ENTRIES PROVIDED.
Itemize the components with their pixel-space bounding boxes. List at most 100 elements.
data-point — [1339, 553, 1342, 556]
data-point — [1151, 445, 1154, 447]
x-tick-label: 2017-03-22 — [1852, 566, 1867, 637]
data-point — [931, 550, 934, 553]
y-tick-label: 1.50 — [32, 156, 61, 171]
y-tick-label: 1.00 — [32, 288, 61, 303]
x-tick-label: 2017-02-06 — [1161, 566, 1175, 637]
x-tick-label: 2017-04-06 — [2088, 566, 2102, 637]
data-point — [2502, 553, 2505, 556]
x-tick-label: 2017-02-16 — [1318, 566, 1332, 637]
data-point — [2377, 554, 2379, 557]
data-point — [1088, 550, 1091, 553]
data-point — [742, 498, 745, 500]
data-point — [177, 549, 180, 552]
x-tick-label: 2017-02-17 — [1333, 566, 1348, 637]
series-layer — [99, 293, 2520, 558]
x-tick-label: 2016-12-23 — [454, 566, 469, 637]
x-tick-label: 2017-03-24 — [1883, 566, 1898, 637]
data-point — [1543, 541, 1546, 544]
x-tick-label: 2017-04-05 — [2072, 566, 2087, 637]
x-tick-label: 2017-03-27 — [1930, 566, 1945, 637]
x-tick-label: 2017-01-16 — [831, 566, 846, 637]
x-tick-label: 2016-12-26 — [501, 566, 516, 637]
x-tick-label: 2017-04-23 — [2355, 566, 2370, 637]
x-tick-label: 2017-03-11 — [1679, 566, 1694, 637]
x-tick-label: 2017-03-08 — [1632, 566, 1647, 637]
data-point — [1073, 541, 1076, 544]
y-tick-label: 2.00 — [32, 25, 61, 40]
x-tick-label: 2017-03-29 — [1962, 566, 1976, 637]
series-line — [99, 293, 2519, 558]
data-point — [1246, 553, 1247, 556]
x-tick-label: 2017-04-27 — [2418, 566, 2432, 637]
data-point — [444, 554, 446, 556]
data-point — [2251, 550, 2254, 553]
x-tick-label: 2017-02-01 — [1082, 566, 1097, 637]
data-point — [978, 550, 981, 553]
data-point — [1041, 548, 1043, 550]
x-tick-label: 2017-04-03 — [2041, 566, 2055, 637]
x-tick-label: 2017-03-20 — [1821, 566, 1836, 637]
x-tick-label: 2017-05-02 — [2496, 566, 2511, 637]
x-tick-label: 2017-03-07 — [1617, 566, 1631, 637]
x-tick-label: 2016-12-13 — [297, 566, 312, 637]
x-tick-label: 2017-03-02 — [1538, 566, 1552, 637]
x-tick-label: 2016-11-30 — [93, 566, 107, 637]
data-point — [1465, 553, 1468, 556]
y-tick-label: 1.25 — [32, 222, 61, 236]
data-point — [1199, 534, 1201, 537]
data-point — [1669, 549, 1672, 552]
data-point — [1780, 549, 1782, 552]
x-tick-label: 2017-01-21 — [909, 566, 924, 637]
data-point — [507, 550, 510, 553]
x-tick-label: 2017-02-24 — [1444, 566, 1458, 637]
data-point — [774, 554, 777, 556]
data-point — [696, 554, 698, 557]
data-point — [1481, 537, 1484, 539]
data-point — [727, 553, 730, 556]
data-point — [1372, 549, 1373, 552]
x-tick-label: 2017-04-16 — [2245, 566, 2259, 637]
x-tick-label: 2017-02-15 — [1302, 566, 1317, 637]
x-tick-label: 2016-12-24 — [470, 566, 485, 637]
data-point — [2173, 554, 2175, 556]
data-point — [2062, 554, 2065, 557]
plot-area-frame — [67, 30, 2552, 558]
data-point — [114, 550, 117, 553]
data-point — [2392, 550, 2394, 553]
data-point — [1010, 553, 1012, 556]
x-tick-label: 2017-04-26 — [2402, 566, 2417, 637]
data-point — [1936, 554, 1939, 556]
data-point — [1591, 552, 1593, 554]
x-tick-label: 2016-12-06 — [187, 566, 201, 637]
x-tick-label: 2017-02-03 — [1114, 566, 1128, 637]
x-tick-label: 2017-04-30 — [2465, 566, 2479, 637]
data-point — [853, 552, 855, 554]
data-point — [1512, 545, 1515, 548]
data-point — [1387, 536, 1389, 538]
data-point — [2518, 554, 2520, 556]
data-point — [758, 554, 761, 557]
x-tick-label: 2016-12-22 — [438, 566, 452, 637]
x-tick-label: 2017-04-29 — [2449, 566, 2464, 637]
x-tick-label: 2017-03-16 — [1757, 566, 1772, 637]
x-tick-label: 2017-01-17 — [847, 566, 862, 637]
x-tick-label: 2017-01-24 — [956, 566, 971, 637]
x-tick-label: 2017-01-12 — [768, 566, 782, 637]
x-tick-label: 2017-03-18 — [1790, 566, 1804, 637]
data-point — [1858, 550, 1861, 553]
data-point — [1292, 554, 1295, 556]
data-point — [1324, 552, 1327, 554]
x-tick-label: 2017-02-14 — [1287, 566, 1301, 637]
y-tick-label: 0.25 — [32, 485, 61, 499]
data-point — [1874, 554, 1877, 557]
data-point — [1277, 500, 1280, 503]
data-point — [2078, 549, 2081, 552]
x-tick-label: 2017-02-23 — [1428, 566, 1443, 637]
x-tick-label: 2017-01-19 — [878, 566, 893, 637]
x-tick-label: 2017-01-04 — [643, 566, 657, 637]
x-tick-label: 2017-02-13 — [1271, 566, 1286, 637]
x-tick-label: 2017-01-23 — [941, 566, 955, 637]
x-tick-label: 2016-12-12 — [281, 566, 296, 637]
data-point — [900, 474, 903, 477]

WHAT THE TASK REQUIRES. Copy every one of the rows above, without changing anything.

SOLUTION TO THE EXERCISE.
Itemize the components with their pixel-space bounding boxes. List at most 100 elements.
data-point — [1339, 553, 1342, 556]
data-point — [1151, 445, 1154, 447]
x-tick-label: 2017-03-22 — [1852, 566, 1867, 637]
data-point — [931, 550, 934, 553]
y-tick-label: 1.50 — [32, 156, 61, 171]
y-tick-label: 1.00 — [32, 288, 61, 303]
x-tick-label: 2017-02-06 — [1161, 566, 1175, 637]
x-tick-label: 2017-04-06 — [2088, 566, 2102, 637]
data-point — [2502, 553, 2505, 556]
x-tick-label: 2017-02-16 — [1318, 566, 1332, 637]
data-point — [2377, 554, 2379, 557]
data-point — [1088, 550, 1091, 553]
data-point — [742, 498, 745, 500]
data-point — [177, 549, 180, 552]
x-tick-label: 2017-02-17 — [1333, 566, 1348, 637]
series-layer — [99, 293, 2520, 558]
x-tick-label: 2016-12-23 — [454, 566, 469, 637]
x-tick-label: 2017-03-24 — [1883, 566, 1898, 637]
data-point — [1543, 541, 1546, 544]
x-tick-label: 2017-04-05 — [2072, 566, 2087, 637]
x-tick-label: 2017-03-27 — [1930, 566, 1945, 637]
x-tick-label: 2017-01-16 — [831, 566, 846, 637]
x-tick-label: 2016-12-26 — [501, 566, 516, 637]
x-tick-label: 2017-04-23 — [2355, 566, 2370, 637]
x-tick-label: 2017-03-11 — [1679, 566, 1694, 637]
x-tick-label: 2017-03-08 — [1632, 566, 1647, 637]
data-point — [1073, 541, 1076, 544]
y-tick-label: 2.00 — [32, 25, 61, 40]
x-tick-label: 2017-03-29 — [1962, 566, 1976, 637]
series-line — [99, 293, 2519, 558]
data-point — [1246, 553, 1247, 556]
x-tick-label: 2017-04-27 — [2418, 566, 2432, 637]
data-point — [444, 554, 446, 556]
data-point — [2251, 550, 2254, 553]
x-tick-label: 2017-02-01 — [1082, 566, 1097, 637]
data-point — [978, 550, 981, 553]
data-point — [1041, 548, 1043, 550]
x-tick-label: 2017-04-03 — [2041, 566, 2055, 637]
x-tick-label: 2017-03-20 — [1821, 566, 1836, 637]
x-tick-label: 2017-05-02 — [2496, 566, 2511, 637]
x-tick-label: 2017-03-07 — [1617, 566, 1631, 637]
x-tick-label: 2016-12-13 — [297, 566, 312, 637]
x-tick-label: 2017-03-02 — [1538, 566, 1552, 637]
x-tick-label: 2016-11-30 — [93, 566, 107, 637]
data-point — [1465, 553, 1468, 556]
y-tick-label: 1.25 — [32, 222, 61, 236]
data-point — [1199, 534, 1201, 537]
data-point — [1669, 549, 1672, 552]
data-point — [1780, 549, 1782, 552]
x-tick-label: 2017-01-21 — [909, 566, 924, 637]
data-point — [507, 550, 510, 553]
x-tick-label: 2017-02-24 — [1444, 566, 1458, 637]
data-point — [774, 554, 777, 556]
data-point — [696, 554, 698, 557]
data-point — [1481, 537, 1484, 539]
data-point — [727, 553, 730, 556]
data-point — [1372, 549, 1373, 552]
x-tick-label: 2017-04-16 — [2245, 566, 2259, 637]
x-tick-label: 2017-02-15 — [1302, 566, 1317, 637]
x-tick-label: 2016-12-24 — [470, 566, 485, 637]
data-point — [2173, 554, 2175, 556]
data-point — [2062, 554, 2065, 557]
plot-area-frame — [67, 30, 2552, 558]
data-point — [114, 550, 117, 553]
data-point — [2392, 550, 2394, 553]
data-point — [1010, 553, 1012, 556]
x-tick-label: 2017-04-26 — [2402, 566, 2417, 637]
data-point — [1936, 554, 1939, 556]
data-point — [1591, 552, 1593, 554]
x-tick-label: 2016-12-06 — [187, 566, 201, 637]
x-tick-label: 2017-02-03 — [1114, 566, 1128, 637]
x-tick-label: 2017-04-30 — [2465, 566, 2479, 637]
data-point — [853, 552, 855, 554]
data-point — [1512, 545, 1515, 548]
data-point — [1387, 536, 1389, 538]
data-point — [2518, 554, 2520, 556]
data-point — [758, 554, 761, 557]
x-tick-label: 2016-12-22 — [438, 566, 452, 637]
x-tick-label: 2017-04-29 — [2449, 566, 2464, 637]
x-tick-label: 2017-03-16 — [1757, 566, 1772, 637]
x-tick-label: 2017-01-17 — [847, 566, 862, 637]
x-tick-label: 2017-01-24 — [956, 566, 971, 637]
x-tick-label: 2017-01-12 — [768, 566, 782, 637]
x-tick-label: 2017-03-18 — [1790, 566, 1804, 637]
data-point — [1858, 550, 1861, 553]
data-point — [1292, 554, 1295, 556]
data-point — [1324, 552, 1327, 554]
x-tick-label: 2017-02-14 — [1287, 566, 1301, 637]
y-tick-label: 0.25 — [32, 485, 61, 499]
data-point — [1874, 554, 1877, 557]
data-point — [1277, 500, 1280, 503]
data-point — [2078, 549, 2081, 552]
x-tick-label: 2017-02-23 — [1428, 566, 1443, 637]
x-tick-label: 2017-01-19 — [878, 566, 893, 637]
x-tick-label: 2017-01-04 — [643, 566, 657, 637]
x-tick-label: 2017-02-13 — [1271, 566, 1286, 637]
x-tick-label: 2017-01-23 — [941, 566, 955, 637]
x-tick-label: 2016-12-12 — [281, 566, 296, 637]
data-point — [900, 474, 903, 477]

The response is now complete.